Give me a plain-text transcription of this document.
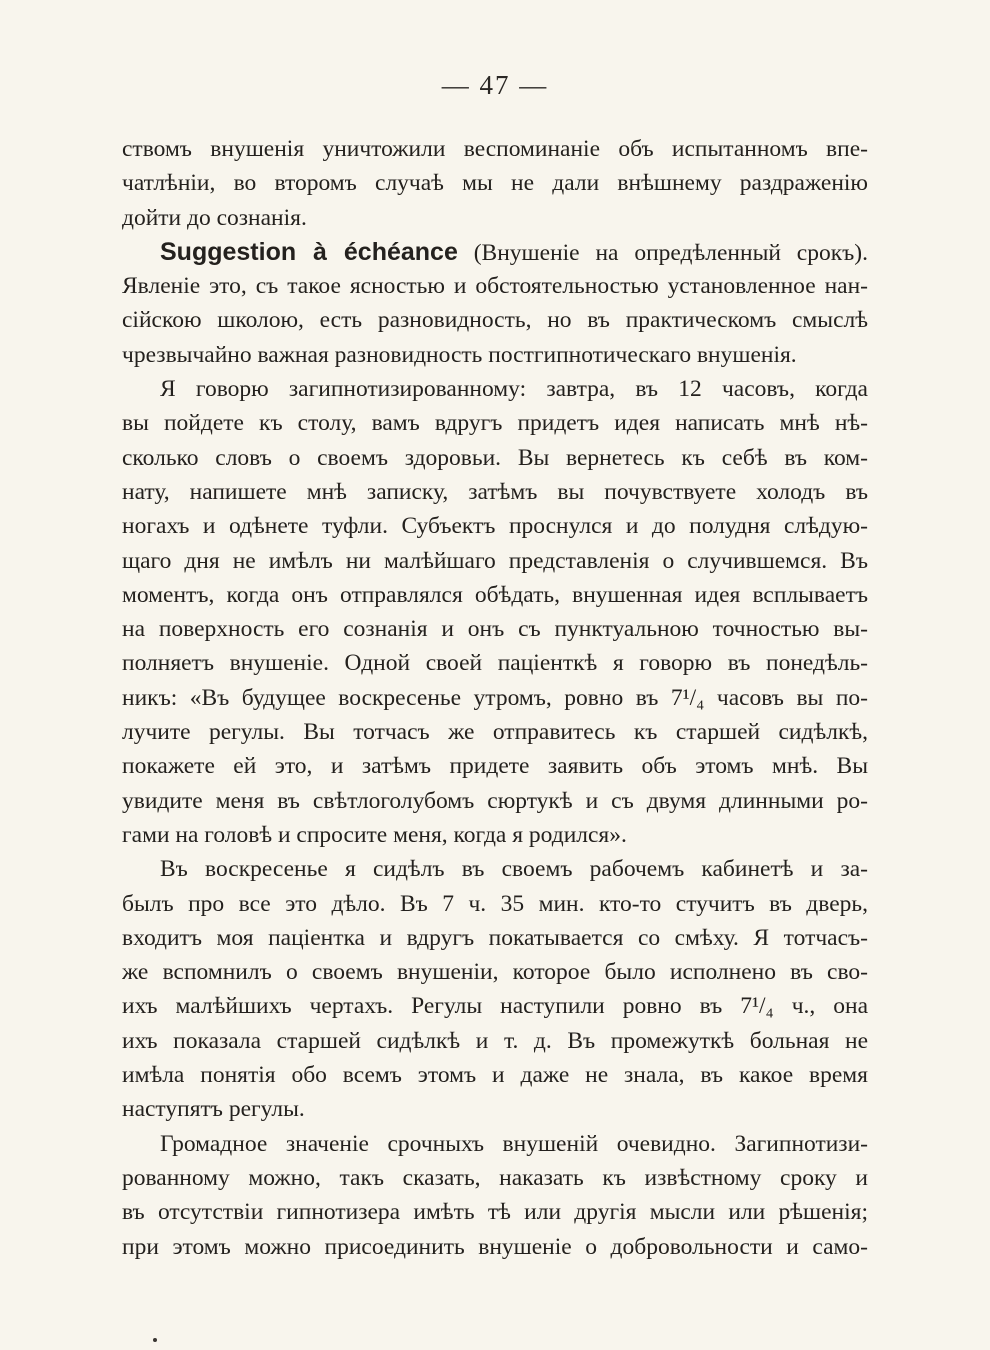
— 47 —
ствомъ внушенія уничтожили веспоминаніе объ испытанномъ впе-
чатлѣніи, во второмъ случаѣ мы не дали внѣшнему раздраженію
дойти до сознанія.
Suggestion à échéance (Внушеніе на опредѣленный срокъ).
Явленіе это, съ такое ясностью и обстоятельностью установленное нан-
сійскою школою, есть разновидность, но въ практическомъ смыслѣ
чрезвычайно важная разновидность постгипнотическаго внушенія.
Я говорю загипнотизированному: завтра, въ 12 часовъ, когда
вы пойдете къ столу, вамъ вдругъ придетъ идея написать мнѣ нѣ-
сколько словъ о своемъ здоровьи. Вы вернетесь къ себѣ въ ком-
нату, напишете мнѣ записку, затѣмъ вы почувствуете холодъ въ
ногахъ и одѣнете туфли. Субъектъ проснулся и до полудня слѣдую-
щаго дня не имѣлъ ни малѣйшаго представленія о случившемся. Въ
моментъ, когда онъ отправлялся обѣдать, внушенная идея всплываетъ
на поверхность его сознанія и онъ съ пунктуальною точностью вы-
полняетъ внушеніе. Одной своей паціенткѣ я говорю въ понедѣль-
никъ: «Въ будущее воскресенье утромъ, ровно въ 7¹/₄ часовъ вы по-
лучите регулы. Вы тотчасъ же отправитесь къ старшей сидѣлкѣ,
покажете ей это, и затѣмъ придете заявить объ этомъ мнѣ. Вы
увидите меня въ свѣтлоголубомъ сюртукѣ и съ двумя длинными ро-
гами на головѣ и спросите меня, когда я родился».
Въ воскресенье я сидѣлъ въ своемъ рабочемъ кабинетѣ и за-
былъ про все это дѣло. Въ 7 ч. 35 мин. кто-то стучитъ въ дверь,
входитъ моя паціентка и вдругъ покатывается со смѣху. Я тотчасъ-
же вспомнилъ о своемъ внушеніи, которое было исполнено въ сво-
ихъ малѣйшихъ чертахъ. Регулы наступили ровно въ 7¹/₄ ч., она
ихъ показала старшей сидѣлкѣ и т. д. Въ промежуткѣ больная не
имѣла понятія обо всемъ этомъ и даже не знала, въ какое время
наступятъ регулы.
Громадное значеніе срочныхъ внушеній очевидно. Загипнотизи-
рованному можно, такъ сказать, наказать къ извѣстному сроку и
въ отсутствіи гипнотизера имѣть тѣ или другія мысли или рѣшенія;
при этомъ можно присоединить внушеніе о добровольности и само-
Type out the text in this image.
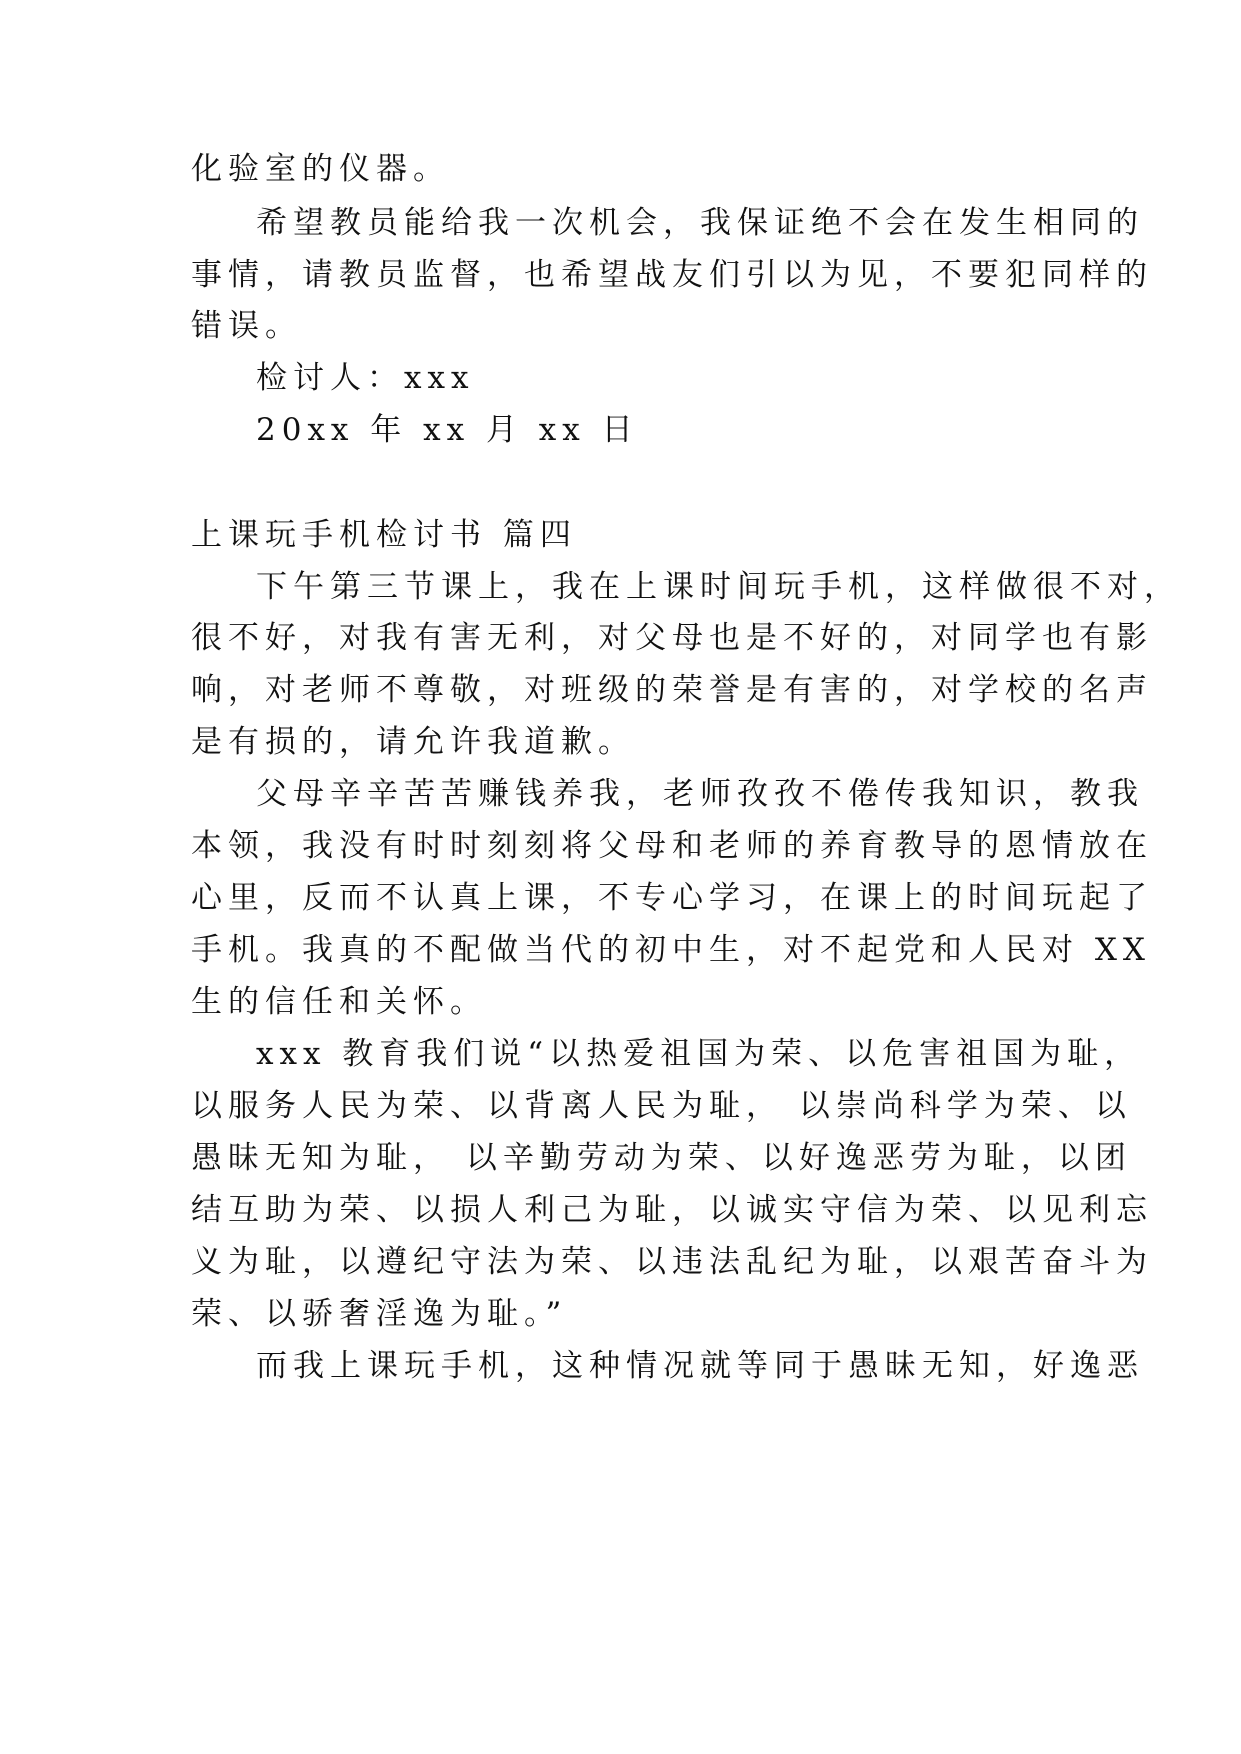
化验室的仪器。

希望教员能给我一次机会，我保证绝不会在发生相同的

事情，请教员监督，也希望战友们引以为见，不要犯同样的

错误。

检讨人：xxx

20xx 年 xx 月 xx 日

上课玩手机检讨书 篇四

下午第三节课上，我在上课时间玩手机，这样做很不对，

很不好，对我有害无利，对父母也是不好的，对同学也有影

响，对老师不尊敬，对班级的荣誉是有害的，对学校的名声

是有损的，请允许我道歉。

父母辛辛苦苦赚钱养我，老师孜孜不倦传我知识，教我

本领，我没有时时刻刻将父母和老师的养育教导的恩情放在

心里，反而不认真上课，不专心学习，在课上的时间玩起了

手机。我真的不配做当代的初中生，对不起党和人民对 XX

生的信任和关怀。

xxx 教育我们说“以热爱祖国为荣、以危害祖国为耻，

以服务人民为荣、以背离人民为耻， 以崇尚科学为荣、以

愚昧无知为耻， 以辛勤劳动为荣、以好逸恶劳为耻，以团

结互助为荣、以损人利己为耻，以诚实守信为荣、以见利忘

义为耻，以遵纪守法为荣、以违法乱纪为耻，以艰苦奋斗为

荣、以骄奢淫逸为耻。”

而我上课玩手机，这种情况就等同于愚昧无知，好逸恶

WHAT YOU WILL DO
Quote the records above exactly, leaving out any pictures.

CORRECT ANSWER
Give me a plain-text transcription of this document.
— 47 —
ствомъ внушенія уничтожили веспоминаніе объ испытанномъ впе-
чатлѣніи, во второмъ случаѣ мы не дали внѣшнему раздраженію
дойти до сознанія.
Suggestion à échéance (Внушеніе на опредѣленный срокъ).
Явленіе это, съ такое ясностью и обстоятельностью установленное нан-
сійскою школою, есть разновидность, но въ практическомъ смыслѣ
чрезвычайно важная разновидность постгипнотическаго внушенія.
Я говорю загипнотизированному: завтра, въ 12 часовъ, когда
вы пойдете къ столу, вамъ вдругъ придетъ идея написать мнѣ нѣ-
сколько словъ о своемъ здоровьи. Вы вернетесь къ себѣ въ ком-
нату, напишете мнѣ записку, затѣмъ вы почувствуете холодъ въ
ногахъ и одѣнете туфли. Субъектъ проснулся и до полудня слѣдую-
щаго дня не имѣлъ ни малѣйшаго представленія о случившемся. Въ
моментъ, когда онъ отправлялся обѣдать, внушенная идея всплываетъ
на поверхность его сознанія и онъ съ пунктуальною точностью вы-
полняетъ внушеніе. Одной своей паціенткѣ я говорю въ понедѣль-
никъ: «Въ будущее воскресенье утромъ, ровно въ 7¹/₄ часовъ вы по-
лучите регулы. Вы тотчасъ же отправитесь къ старшей сидѣлкѣ,
покажете ей это, и затѣмъ придете заявить объ этомъ мнѣ. Вы
увидите меня въ свѣтлоголубомъ сюртукѣ и съ двумя длинными ро-
гами на головѣ и спросите меня, когда я родился».
Въ воскресенье я сидѣлъ въ своемъ рабочемъ кабинетѣ и за-
былъ про все это дѣло. Въ 7 ч. 35 мин. кто-то стучитъ въ дверь,
входитъ моя паціентка и вдругъ покатывается со смѣху. Я тотчасъ-
же вспомнилъ о своемъ внушеніи, которое было исполнено въ сво-
ихъ малѣйшихъ чертахъ. Регулы наступили ровно въ 7¹/₄ ч., она
ихъ показала старшей сидѣлкѣ и т. д. Въ промежуткѣ больная не
имѣла понятія обо всемъ этомъ и даже не знала, въ какое время
наступятъ регулы.
Громадное значеніе срочныхъ внушеній очевидно. Загипнотизи-
рованному можно, такъ сказать, наказать къ извѣстному сроку и
въ отсутствіи гипнотизера имѣть тѣ или другія мысли или рѣшенія;
при этомъ можно присоединить внушеніе о добровольности и само-
Type out the text in this image.
化验室的仪器。

希望教员能给我一次机会，我保证绝不会在发生相同的

事情，请教员监督，也希望战友们引以为见，不要犯同样的

错误。

检讨人：xxx

20xx 年 xx 月 xx 日

上课玩手机检讨书 篇四

下午第三节课上，我在上课时间玩手机，这样做很不对，

很不好，对我有害无利，对父母也是不好的，对同学也有影

响，对老师不尊敬，对班级的荣誉是有害的，对学校的名声

是有损的，请允许我道歉。

父母辛辛苦苦赚钱养我，老师孜孜不倦传我知识，教我

本领，我没有时时刻刻将父母和老师的养育教导的恩情放在

心里，反而不认真上课，不专心学习，在课上的时间玩起了

手机。我真的不配做当代的初中生，对不起党和人民对 XX

生的信任和关怀。

xxx 教育我们说“以热爱祖国为荣、以危害祖国为耻，

以服务人民为荣、以背离人民为耻， 以崇尚科学为荣、以

愚昧无知为耻， 以辛勤劳动为荣、以好逸恶劳为耻，以团

结互助为荣、以损人利己为耻，以诚实守信为荣、以见利忘

义为耻，以遵纪守法为荣、以违法乱纪为耻，以艰苦奋斗为

荣、以骄奢淫逸为耻。”

而我上课玩手机，这种情况就等同于愚昧无知，好逸恶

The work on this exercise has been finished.